Input data -
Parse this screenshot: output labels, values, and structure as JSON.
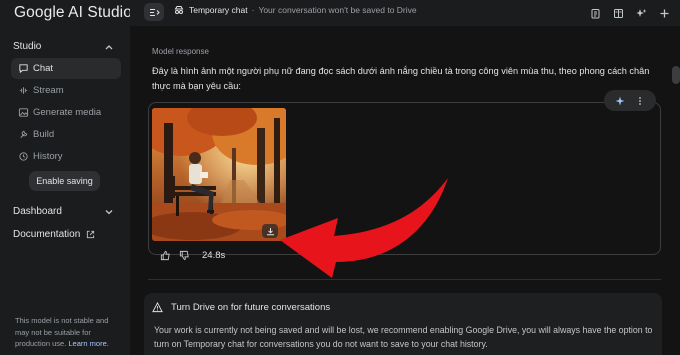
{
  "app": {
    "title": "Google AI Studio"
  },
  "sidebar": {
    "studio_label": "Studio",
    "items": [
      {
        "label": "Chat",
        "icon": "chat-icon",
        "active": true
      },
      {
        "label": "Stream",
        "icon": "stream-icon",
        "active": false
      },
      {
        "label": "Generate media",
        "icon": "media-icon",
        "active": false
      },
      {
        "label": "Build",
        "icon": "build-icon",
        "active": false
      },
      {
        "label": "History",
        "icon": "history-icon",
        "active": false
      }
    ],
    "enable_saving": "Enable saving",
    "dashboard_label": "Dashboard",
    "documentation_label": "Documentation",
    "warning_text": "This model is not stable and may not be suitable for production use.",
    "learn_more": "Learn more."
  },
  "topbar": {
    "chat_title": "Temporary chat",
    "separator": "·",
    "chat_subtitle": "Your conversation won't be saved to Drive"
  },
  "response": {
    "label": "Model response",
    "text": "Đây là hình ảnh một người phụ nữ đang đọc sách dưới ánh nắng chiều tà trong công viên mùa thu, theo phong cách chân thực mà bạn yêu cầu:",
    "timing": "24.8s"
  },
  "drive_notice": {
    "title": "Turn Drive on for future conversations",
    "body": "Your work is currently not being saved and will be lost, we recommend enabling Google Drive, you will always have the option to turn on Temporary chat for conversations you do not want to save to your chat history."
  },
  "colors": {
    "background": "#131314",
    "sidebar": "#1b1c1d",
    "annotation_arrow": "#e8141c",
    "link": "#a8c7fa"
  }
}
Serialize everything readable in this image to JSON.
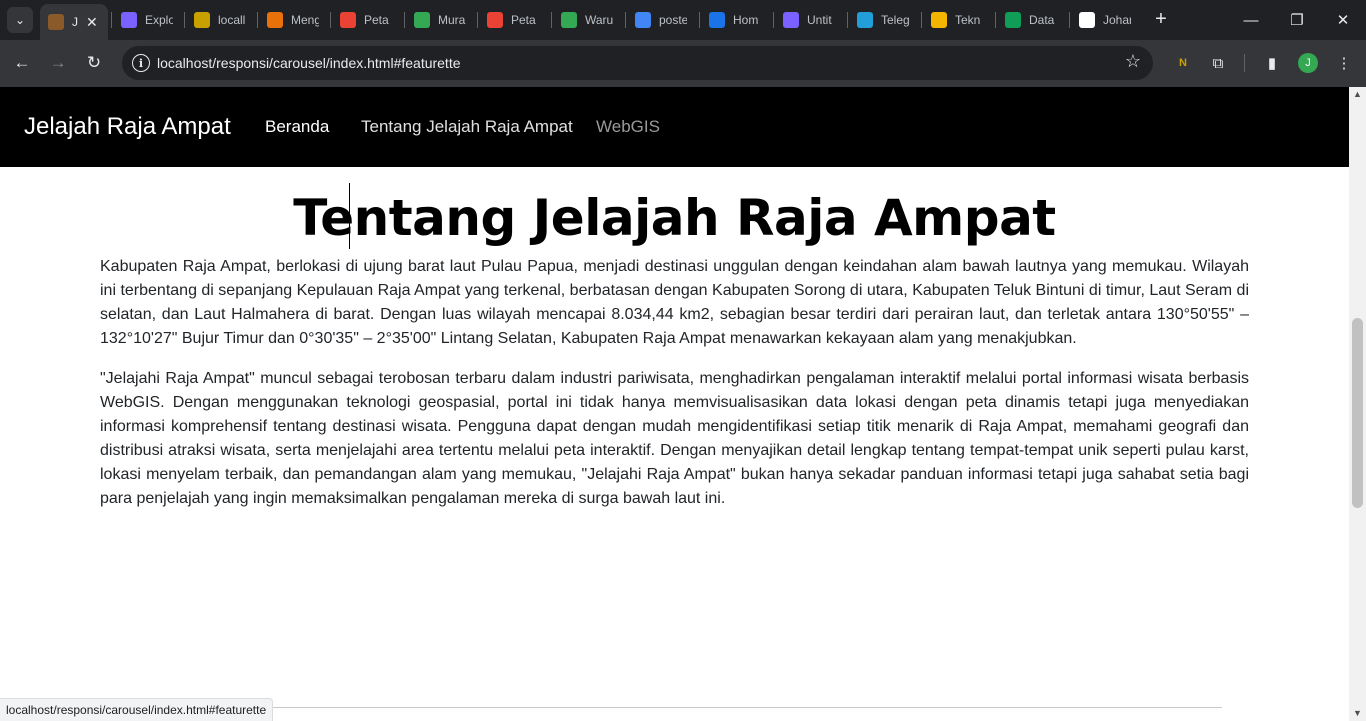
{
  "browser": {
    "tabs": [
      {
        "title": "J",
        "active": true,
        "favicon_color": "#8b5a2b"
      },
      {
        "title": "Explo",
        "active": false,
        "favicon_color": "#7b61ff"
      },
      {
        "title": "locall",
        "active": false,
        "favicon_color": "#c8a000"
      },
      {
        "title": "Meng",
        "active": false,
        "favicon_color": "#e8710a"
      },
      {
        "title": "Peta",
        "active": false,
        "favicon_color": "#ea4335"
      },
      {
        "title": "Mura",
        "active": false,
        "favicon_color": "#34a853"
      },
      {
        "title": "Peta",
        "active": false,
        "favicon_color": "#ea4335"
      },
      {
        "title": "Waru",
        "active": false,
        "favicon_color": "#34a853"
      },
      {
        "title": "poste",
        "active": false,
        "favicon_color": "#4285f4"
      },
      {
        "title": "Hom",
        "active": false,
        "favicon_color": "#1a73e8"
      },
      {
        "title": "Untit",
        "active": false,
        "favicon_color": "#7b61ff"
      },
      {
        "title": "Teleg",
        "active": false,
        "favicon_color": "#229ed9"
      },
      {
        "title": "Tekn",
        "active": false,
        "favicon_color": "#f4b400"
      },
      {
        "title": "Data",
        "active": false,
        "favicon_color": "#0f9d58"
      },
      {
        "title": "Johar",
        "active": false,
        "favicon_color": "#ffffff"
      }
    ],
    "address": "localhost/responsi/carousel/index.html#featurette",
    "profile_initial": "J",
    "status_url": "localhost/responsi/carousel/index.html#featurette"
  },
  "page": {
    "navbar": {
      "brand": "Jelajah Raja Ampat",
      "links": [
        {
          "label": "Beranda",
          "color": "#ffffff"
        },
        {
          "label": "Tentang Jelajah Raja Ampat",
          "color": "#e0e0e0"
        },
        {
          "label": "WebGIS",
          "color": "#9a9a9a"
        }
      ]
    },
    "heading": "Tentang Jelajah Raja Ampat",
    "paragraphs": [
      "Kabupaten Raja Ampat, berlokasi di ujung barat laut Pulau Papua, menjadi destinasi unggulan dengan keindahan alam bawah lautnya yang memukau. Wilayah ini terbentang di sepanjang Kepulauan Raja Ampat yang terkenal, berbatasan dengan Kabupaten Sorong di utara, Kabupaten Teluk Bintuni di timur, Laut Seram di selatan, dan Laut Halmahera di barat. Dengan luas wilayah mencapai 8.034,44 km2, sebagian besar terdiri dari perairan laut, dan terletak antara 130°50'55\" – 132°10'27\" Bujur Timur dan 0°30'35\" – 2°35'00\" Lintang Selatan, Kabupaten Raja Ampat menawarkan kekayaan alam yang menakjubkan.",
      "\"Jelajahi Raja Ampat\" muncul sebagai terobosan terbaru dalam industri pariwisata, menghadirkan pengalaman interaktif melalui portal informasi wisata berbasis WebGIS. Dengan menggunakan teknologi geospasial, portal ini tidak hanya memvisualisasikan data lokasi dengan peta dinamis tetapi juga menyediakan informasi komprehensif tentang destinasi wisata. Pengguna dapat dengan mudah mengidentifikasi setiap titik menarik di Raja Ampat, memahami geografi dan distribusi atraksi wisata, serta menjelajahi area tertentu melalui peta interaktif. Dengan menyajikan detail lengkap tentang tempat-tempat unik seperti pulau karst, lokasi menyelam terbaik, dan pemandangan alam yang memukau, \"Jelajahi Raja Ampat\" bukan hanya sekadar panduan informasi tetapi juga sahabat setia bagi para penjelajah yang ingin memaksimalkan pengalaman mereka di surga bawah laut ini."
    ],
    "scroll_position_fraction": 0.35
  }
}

==

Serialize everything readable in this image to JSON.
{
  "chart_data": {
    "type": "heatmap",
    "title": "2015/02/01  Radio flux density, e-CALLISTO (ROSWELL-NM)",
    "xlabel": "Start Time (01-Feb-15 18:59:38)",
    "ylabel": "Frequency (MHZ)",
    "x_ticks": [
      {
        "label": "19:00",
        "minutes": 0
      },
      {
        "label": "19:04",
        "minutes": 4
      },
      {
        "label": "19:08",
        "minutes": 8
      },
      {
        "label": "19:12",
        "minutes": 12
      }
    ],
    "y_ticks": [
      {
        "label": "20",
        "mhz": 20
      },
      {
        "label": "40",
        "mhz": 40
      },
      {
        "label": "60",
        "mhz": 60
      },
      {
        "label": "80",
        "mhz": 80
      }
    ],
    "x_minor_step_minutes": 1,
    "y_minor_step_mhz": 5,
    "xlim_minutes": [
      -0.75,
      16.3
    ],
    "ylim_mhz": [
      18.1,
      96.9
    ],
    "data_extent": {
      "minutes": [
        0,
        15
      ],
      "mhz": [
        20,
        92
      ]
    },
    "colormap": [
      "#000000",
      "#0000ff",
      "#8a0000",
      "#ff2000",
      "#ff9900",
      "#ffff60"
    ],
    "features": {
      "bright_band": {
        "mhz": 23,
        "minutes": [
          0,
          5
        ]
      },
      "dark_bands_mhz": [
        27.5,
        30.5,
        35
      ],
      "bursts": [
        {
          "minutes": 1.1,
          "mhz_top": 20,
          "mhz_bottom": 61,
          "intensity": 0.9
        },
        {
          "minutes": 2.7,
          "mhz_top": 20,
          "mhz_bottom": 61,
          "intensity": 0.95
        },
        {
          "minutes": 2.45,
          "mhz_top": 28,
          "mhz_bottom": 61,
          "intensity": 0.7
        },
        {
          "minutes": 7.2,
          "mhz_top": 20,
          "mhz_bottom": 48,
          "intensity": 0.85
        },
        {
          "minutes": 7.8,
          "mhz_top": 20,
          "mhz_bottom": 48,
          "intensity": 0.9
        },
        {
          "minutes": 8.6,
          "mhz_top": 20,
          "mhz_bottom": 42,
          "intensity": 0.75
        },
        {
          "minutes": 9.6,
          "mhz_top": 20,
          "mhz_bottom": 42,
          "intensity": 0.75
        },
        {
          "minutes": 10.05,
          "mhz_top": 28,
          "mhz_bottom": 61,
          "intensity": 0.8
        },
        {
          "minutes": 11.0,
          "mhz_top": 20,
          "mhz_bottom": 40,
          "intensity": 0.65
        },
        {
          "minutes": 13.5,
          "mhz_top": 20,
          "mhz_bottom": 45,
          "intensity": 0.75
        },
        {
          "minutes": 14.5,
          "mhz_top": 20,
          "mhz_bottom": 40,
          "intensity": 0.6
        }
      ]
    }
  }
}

* * *

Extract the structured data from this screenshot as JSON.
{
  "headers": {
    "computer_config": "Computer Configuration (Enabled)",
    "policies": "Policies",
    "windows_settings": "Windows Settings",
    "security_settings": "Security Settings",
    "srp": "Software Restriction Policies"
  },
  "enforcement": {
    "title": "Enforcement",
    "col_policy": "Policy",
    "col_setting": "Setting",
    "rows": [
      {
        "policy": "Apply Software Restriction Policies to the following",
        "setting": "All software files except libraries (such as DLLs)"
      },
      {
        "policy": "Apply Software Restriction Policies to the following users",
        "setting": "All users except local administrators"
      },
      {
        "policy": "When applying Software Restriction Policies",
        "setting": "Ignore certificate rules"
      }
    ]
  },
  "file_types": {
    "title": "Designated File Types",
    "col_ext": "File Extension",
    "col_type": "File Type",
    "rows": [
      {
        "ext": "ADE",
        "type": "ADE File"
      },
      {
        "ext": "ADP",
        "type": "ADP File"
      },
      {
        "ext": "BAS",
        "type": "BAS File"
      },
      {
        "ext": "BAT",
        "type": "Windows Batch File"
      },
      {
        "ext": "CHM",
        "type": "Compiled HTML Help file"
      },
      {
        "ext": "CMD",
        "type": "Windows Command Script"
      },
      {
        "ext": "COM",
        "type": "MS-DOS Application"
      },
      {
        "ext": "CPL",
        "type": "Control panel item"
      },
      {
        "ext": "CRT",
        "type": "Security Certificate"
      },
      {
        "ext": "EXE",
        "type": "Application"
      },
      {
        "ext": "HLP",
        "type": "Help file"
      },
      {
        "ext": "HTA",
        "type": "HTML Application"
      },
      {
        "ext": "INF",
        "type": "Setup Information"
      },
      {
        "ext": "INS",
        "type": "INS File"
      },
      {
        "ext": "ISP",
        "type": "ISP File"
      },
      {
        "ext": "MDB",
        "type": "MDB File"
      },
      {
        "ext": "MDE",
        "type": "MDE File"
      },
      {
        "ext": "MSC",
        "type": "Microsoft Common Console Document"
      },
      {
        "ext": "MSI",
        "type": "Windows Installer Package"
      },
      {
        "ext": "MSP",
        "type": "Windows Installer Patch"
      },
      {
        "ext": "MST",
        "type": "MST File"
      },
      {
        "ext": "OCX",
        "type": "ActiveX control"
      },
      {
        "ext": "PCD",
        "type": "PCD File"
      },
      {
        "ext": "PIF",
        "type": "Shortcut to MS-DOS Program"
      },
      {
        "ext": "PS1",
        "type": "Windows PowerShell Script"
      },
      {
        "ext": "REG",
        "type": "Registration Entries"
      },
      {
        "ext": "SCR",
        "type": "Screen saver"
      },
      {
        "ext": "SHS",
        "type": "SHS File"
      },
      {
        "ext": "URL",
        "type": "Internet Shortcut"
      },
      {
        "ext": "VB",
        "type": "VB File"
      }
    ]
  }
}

Goal -
The lines to collect are those holding the string "destinasi"; copy them all.

Expected output -
      "Kabupaten Raja Ampat, berlokasi di ujung barat laut Pulau Papua, menjadi destinasi unggulan dengan keindahan alam bawah lautnya yang memukau. Wilayah ini terbentang di sepanjang Kepulauan Raja Ampat yang terkenal, berbatasan dengan Kabupaten Sorong di utara, Kabupaten Teluk Bintuni di timur, Laut Seram di selatan, dan Laut Halmahera di barat. Dengan luas wilayah mencapai 8.034,44 km2, sebagian besar terdiri dari perairan laut, dan terletak antara 130°50'55\" – 132°10'27\" Bujur Timur dan 0°30'35\" – 2°35'00\" Lintang Selatan, Kabupaten Raja Ampat menawarkan kekayaan alam yang menakjubkan.",
      "\"Jelajahi Raja Ampat\" muncul sebagai terobosan terbaru dalam industri pariwisata, menghadirkan pengalaman interaktif melalui portal informasi wisata berbasis WebGIS. Dengan menggunakan teknologi geospasial, portal ini tidak hanya memvisualisasikan data lokasi dengan peta dinamis tetapi juga menyediakan informasi komprehensif tentang destinasi wisata. Pengguna dapat dengan mudah mengidentifikasi setiap titik menarik di Raja Ampat, memahami geografi dan distribusi atraksi wisata, serta menjelajahi area tertentu melalui peta interaktif. Dengan menyajikan detail lengkap tentang tempat-tempat unik seperti pulau karst, lokasi menyelam terbaik, dan pemandangan alam yang memukau, \"Jelajahi Raja Ampat\" bukan hanya sekadar panduan informasi tetapi juga sahabat setia bagi para penjelajah yang ingin memaksimalkan pengalaman mereka di surga bawah laut ini."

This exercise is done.